#### Data entries

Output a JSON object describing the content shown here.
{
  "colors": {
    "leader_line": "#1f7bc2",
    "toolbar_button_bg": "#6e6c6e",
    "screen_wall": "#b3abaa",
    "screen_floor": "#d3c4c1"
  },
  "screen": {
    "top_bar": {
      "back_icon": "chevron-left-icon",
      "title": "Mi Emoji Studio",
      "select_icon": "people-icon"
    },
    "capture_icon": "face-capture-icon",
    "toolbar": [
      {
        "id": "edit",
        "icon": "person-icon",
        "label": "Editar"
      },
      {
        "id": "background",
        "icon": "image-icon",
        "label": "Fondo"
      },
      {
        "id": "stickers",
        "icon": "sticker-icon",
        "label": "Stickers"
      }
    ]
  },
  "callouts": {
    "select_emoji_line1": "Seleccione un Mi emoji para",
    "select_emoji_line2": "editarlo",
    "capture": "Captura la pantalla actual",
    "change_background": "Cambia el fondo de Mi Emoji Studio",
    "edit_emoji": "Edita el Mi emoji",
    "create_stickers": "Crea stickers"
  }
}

########
#### Data entries

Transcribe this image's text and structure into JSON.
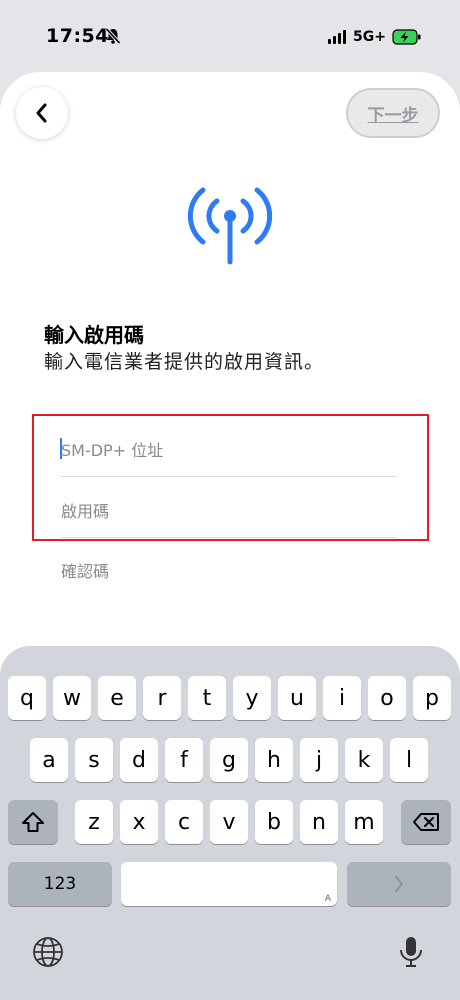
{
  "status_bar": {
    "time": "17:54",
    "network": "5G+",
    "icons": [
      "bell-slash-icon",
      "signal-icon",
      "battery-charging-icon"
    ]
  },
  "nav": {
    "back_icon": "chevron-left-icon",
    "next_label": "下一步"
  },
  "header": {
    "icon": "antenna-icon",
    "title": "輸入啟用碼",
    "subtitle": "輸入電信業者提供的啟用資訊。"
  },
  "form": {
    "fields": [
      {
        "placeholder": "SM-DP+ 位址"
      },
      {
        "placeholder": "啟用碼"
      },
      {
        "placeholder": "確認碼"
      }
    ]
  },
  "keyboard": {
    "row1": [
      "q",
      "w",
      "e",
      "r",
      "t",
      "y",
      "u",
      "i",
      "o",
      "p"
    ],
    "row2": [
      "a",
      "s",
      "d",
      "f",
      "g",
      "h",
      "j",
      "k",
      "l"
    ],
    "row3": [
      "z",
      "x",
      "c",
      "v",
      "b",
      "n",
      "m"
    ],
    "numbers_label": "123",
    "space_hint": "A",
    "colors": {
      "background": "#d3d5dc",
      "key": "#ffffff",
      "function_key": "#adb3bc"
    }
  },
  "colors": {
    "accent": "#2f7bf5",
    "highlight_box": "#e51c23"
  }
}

########

→ Set task
Above are the records. Copy every line in them holding "chevron".

→ Expected answer
      "back_icon": "chevron-left-icon",
    "back_icon": "chevron-left-icon",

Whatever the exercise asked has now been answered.